# Records provided
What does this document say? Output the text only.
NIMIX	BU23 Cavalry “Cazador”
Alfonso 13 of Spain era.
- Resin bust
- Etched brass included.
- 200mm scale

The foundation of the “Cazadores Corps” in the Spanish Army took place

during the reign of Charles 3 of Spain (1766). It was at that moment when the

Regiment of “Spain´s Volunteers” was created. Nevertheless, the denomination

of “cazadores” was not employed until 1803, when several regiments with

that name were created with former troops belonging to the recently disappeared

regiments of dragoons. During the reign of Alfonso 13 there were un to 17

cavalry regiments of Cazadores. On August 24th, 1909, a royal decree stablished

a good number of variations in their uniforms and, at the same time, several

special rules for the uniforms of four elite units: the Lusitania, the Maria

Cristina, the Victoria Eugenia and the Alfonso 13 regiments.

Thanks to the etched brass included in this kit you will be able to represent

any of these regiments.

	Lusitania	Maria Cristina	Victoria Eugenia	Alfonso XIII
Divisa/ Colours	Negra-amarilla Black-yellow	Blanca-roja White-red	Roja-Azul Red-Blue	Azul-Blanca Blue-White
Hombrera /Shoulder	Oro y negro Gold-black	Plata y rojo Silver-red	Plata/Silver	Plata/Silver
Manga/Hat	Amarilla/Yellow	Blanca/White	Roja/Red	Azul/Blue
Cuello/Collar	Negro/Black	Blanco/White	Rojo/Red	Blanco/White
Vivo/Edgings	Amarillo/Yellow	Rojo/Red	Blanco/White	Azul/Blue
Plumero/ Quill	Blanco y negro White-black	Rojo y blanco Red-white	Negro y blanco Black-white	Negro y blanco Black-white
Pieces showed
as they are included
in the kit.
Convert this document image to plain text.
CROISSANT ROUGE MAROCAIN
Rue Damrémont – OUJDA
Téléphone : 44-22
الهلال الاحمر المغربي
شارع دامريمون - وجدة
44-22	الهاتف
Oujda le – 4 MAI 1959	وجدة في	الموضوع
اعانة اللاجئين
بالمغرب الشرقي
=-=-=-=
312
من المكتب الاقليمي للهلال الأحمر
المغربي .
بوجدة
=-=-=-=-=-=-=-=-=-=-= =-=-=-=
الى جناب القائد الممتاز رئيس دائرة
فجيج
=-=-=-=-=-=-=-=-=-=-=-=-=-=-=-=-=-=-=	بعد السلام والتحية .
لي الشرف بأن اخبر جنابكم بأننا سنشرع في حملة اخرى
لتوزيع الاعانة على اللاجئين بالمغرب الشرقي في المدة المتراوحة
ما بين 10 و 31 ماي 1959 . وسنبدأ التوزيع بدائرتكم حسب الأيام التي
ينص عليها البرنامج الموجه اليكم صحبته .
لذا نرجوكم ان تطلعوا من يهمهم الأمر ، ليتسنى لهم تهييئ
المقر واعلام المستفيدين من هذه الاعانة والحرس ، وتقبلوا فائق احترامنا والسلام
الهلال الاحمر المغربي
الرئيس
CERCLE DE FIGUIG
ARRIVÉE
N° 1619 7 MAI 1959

# Task to complete
Restate the final lines of the listing above word for word, beginning at the line that contains "Convert this document image to plain text.".

# Exercise answer
Convert this document image to plain text.
CROISSANT ROUGE MAROCAIN
Rue Damrémont – OUJDA
Téléphone : 44-22
الهلال الاحمر المغربي
شارع دامريمون - وجدة
44-22	الهاتف
Oujda le – 4 MAI 1959	وجدة في	الموضوع
اعانة اللاجئين
بالمغرب الشرقي
=-=-=-=
312
من المكتب الاقليمي للهلال الأحمر
المغربي .
بوجدة
=-=-=-=-=-=-=-=-=-=-= =-=-=-=
الى جناب القائد الممتاز رئيس دائرة
فجيج
=-=-=-=-=-=-=-=-=-=-=-=-=-=-=-=-=-=-=	بعد السلام والتحية .
لي الشرف بأن اخبر جنابكم بأننا سنشرع في حملة اخرى
لتوزيع الاعانة على اللاجئين بالمغرب الشرقي في المدة المتراوحة
ما بين 10 و 31 ماي 1959 . وسنبدأ التوزيع بدائرتكم حسب الأيام التي
ينص عليها البرنامج الموجه اليكم صحبته .
لذا نرجوكم ان تطلعوا من يهمهم الأمر ، ليتسنى لهم تهييئ
المقر واعلام المستفيدين من هذه الاعانة والحرس ، وتقبلوا فائق احترامنا والسلام
الهلال الاحمر المغربي
الرئيس
CERCLE DE FIGUIG
ARRIVÉE
N° 1619 7 MAI 1959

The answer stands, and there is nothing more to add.